*TASK DIRECTIONS*
Identify and copy all lines of the material where the string "کاربری" is found.

*SUPPLIED INFORMATION*
-=-=-
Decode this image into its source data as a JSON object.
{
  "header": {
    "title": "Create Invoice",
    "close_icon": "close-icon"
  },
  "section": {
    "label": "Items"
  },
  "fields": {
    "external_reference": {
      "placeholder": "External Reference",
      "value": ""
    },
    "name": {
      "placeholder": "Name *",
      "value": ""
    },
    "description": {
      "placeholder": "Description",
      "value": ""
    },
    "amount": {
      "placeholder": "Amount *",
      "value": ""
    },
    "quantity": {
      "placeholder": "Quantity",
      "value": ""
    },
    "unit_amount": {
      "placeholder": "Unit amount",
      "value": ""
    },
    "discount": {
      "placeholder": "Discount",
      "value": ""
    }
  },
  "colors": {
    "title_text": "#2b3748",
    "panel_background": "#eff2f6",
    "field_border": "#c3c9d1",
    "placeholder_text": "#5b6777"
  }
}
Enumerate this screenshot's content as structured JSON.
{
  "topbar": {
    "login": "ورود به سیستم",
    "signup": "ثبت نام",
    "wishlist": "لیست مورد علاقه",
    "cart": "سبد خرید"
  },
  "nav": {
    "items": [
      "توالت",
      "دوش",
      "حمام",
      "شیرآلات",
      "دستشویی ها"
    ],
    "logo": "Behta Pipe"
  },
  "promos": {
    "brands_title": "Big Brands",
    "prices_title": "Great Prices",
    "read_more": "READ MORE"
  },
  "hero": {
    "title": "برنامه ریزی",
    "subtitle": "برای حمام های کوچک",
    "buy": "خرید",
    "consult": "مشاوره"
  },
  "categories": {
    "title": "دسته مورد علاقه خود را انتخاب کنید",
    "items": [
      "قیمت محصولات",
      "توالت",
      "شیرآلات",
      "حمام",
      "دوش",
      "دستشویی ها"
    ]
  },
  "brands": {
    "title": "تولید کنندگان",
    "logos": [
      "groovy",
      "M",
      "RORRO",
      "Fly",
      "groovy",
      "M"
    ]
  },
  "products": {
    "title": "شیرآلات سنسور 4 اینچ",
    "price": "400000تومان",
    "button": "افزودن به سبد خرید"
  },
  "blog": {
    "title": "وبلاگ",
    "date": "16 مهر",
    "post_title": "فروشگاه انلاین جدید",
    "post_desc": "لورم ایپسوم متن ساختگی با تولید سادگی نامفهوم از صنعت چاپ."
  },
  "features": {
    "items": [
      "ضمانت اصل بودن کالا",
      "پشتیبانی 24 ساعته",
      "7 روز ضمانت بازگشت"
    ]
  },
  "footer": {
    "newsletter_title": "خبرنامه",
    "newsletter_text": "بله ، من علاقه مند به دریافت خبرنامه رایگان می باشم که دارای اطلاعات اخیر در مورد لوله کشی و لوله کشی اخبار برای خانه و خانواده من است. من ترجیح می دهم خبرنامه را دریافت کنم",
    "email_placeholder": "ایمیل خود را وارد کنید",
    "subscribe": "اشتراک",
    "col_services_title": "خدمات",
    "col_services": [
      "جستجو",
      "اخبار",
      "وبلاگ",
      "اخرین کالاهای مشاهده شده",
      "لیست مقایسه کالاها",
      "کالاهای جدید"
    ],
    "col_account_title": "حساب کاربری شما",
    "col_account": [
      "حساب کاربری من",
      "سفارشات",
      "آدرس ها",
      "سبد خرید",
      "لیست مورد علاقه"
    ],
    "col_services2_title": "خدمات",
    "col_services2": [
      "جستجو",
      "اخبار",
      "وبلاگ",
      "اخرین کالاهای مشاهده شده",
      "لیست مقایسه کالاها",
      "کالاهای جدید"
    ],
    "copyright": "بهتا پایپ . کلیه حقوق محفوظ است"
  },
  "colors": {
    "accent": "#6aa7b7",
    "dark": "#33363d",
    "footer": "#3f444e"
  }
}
-=-=-
*RESULT*
    "col_account_title": "حساب کاربری شما",
      "حساب کاربری من",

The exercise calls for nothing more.